▶ TASK REQUIREMENTS: What follows is a set of entries. Give them again exactly, without the pictures.

◇ ◇ ◇

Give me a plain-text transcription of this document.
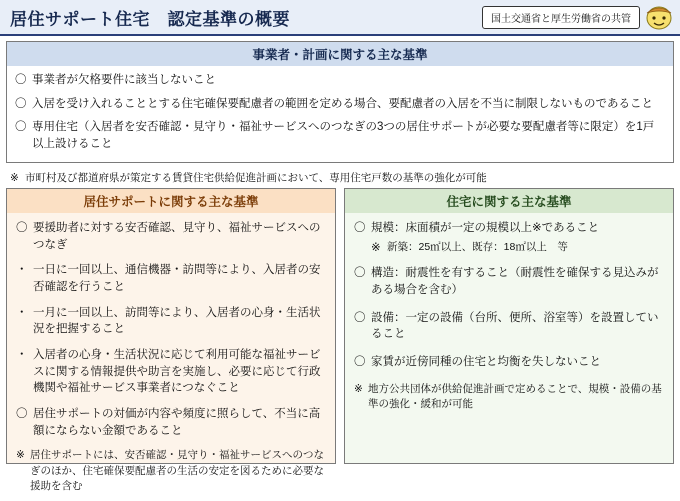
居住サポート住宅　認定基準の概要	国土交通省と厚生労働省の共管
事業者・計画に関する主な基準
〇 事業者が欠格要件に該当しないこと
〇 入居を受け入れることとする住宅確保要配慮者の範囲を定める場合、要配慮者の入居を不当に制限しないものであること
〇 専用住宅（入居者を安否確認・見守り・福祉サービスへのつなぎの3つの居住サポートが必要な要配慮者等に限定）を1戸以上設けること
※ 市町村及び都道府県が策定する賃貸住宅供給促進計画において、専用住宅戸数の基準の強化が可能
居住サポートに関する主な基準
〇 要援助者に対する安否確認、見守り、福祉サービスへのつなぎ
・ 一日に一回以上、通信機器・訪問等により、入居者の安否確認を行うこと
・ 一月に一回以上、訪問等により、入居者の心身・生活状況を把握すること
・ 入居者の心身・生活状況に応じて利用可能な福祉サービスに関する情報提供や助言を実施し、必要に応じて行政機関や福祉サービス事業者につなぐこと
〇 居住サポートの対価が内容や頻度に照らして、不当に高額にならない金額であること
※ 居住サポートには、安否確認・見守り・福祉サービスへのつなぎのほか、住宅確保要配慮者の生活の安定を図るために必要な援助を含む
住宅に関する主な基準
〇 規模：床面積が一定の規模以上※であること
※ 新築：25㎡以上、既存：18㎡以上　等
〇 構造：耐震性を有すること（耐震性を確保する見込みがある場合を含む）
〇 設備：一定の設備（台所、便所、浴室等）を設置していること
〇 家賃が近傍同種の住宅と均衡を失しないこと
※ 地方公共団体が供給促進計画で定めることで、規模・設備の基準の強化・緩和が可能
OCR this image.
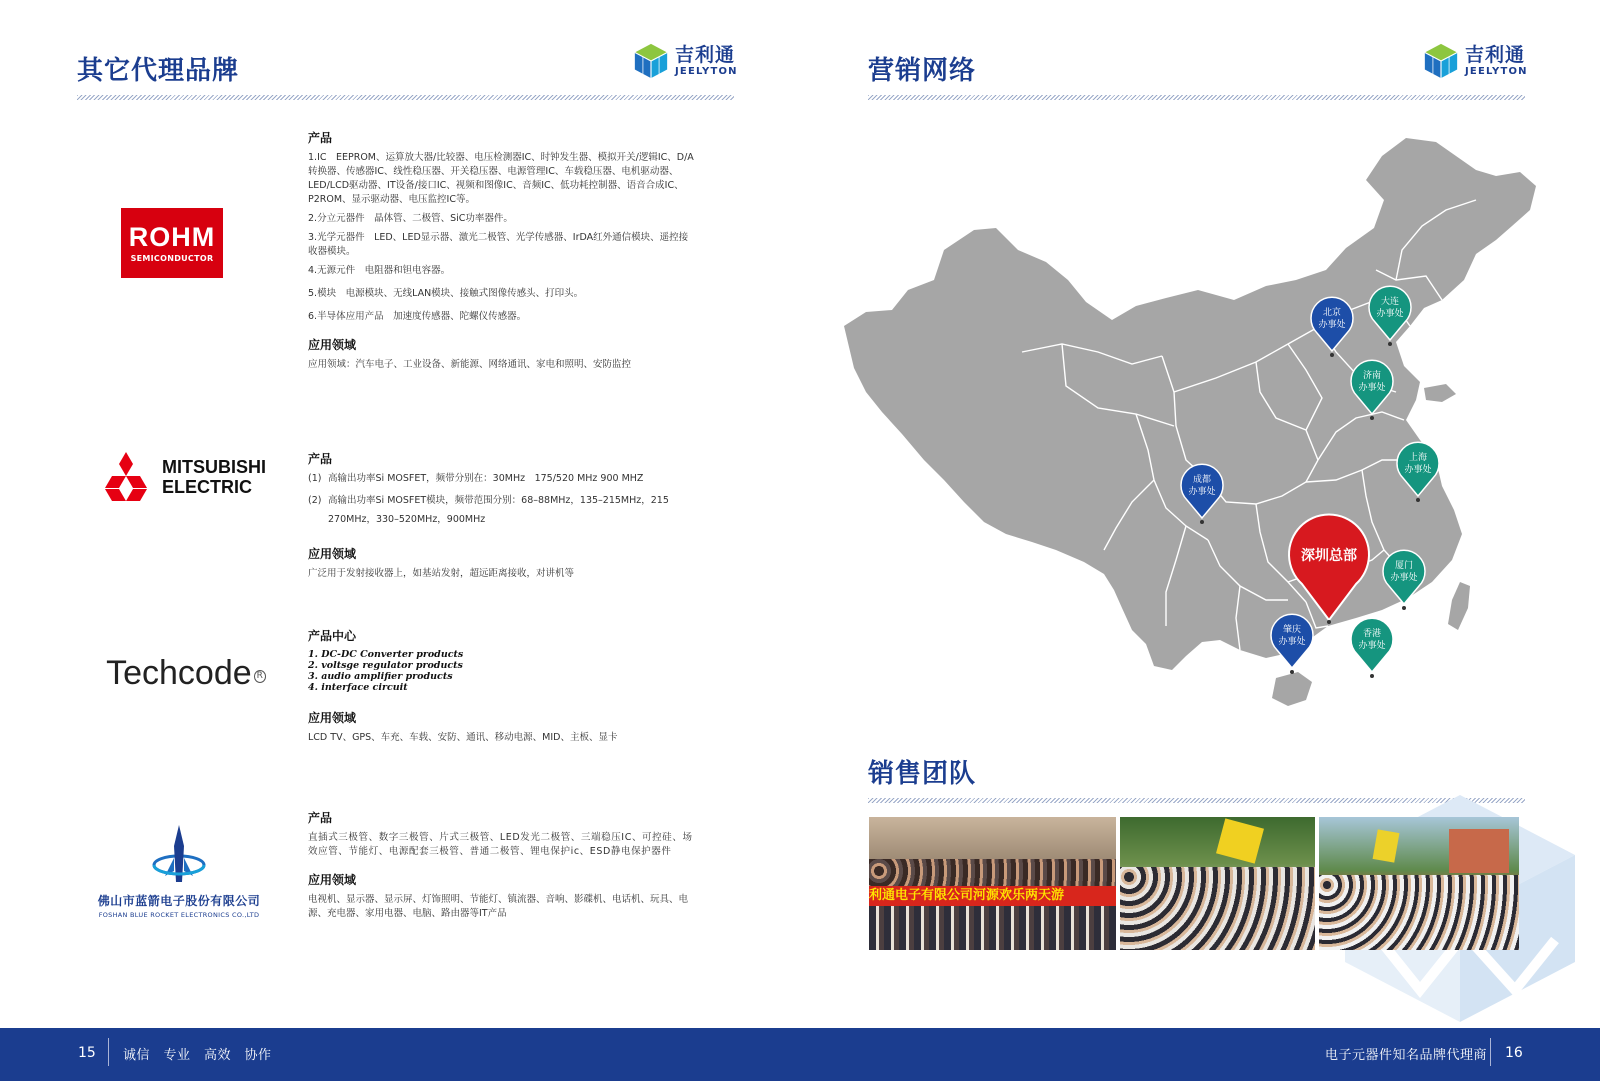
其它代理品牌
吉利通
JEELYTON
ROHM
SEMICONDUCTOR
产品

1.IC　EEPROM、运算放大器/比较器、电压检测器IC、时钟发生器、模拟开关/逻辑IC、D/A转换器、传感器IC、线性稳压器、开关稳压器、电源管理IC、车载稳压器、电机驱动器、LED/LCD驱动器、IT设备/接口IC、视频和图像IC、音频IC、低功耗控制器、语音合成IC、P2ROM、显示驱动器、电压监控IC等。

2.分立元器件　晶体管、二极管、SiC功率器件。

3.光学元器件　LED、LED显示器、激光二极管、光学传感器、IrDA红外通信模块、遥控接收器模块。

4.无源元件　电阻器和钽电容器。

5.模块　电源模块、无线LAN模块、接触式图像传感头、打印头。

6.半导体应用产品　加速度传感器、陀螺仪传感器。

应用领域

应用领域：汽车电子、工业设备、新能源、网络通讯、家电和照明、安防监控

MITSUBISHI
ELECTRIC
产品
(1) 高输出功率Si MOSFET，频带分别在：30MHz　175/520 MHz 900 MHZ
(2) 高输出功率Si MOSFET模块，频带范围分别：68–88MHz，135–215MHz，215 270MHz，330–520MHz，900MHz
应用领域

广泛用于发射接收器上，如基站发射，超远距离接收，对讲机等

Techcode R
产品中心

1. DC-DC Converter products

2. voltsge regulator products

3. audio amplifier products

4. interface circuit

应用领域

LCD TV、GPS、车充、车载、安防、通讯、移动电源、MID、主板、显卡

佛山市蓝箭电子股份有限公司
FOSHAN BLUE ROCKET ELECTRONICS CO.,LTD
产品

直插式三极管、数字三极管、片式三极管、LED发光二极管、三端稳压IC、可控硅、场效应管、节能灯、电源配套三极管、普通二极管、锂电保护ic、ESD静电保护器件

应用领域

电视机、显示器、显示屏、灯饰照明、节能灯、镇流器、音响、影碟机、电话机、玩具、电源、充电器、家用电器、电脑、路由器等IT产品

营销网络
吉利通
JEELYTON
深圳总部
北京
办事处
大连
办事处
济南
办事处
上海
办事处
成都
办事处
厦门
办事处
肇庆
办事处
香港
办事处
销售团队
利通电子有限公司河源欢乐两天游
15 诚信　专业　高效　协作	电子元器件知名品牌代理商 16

◇ ◇ ◇

▶ REPLY TO THE EXERCISE:
Give me a plain-text transcription of this document.
居住サポート住宅　認定基準の概要	国土交通省と厚生労働省の共管
事業者・計画に関する主な基準
〇 事業者が欠格要件に該当しないこと
〇 入居を受け入れることとする住宅確保要配慮者の範囲を定める場合、要配慮者の入居を不当に制限しないものであること
〇 専用住宅（入居者を安否確認・見守り・福祉サービスへのつなぎの3つの居住サポートが必要な要配慮者等に限定）を1戸以上設けること
※ 市町村及び都道府県が策定する賃貸住宅供給促進計画において、専用住宅戸数の基準の強化が可能
居住サポートに関する主な基準
〇 要援助者に対する安否確認、見守り、福祉サービスへのつなぎ
・ 一日に一回以上、通信機器・訪問等により、入居者の安否確認を行うこと
・ 一月に一回以上、訪問等により、入居者の心身・生活状況を把握すること
・ 入居者の心身・生活状況に応じて利用可能な福祉サービスに関する情報提供や助言を実施し、必要に応じて行政機関や福祉サービス事業者につなぐこと
〇 居住サポートの対価が内容や頻度に照らして、不当に高額にならない金額であること
※ 居住サポートには、安否確認・見守り・福祉サービスへのつなぎのほか、住宅確保要配慮者の生活の安定を図るために必要な援助を含む
住宅に関する主な基準
〇 規模：床面積が一定の規模以上※であること
※ 新築：25㎡以上、既存：18㎡以上　等
〇 構造：耐震性を有すること（耐震性を確保する見込みがある場合を含む）
〇 設備：一定の設備（台所、便所、浴室等）を設置していること
〇 家賃が近傍同種の住宅と均衡を失しないこと
※ 地方公共団体が供給促進計画で定めることで、規模・設備の基準の強化・緩和が可能
OCR this image.
其它代理品牌
吉利通
JEELYTON
ROHM
SEMICONDUCTOR
产品

1.IC　EEPROM、运算放大器/比较器、电压检测器IC、时钟发生器、模拟开关/逻辑IC、D/A转换器、传感器IC、线性稳压器、开关稳压器、电源管理IC、车载稳压器、电机驱动器、LED/LCD驱动器、IT设备/接口IC、视频和图像IC、音频IC、低功耗控制器、语音合成IC、P2ROM、显示驱动器、电压监控IC等。

2.分立元器件　晶体管、二极管、SiC功率器件。

3.光学元器件　LED、LED显示器、激光二极管、光学传感器、IrDA红外通信模块、遥控接收器模块。

4.无源元件　电阻器和钽电容器。

5.模块　电源模块、无线LAN模块、接触式图像传感头、打印头。

6.半导体应用产品　加速度传感器、陀螺仪传感器。

应用领域

应用领域：汽车电子、工业设备、新能源、网络通讯、家电和照明、安防监控

MITSUBISHI
ELECTRIC
产品
(1) 高输出功率Si MOSFET，频带分别在：30MHz　175/520 MHz 900 MHZ
(2) 高输出功率Si MOSFET模块，频带范围分别：68–88MHz，135–215MHz，215 270MHz，330–520MHz，900MHz
应用领域

广泛用于发射接收器上，如基站发射，超远距离接收，对讲机等

Techcode R
产品中心

1. DC-DC Converter products

2. voltsge regulator products

3. audio amplifier products

4. interface circuit

应用领域

LCD TV、GPS、车充、车载、安防、通讯、移动电源、MID、主板、显卡

佛山市蓝箭电子股份有限公司
FOSHAN BLUE ROCKET ELECTRONICS CO.,LTD
产品

直插式三极管、数字三极管、片式三极管、LED发光二极管、三端稳压IC、可控硅、场效应管、节能灯、电源配套三极管、普通二极管、锂电保护ic、ESD静电保护器件

应用领域

电视机、显示器、显示屏、灯饰照明、节能灯、镇流器、音响、影碟机、电话机、玩具、电源、充电器、家用电器、电脑、路由器等IT产品

营销网络
吉利通
JEELYTON
深圳总部
北京
办事处
大连
办事处
济南
办事处
上海
办事处
成都
办事处
厦门
办事处
肇庆
办事处
香港
办事处
销售团队
利通电子有限公司河源欢乐两天游
15 诚信　专业　高效　协作	电子元器件知名品牌代理商 16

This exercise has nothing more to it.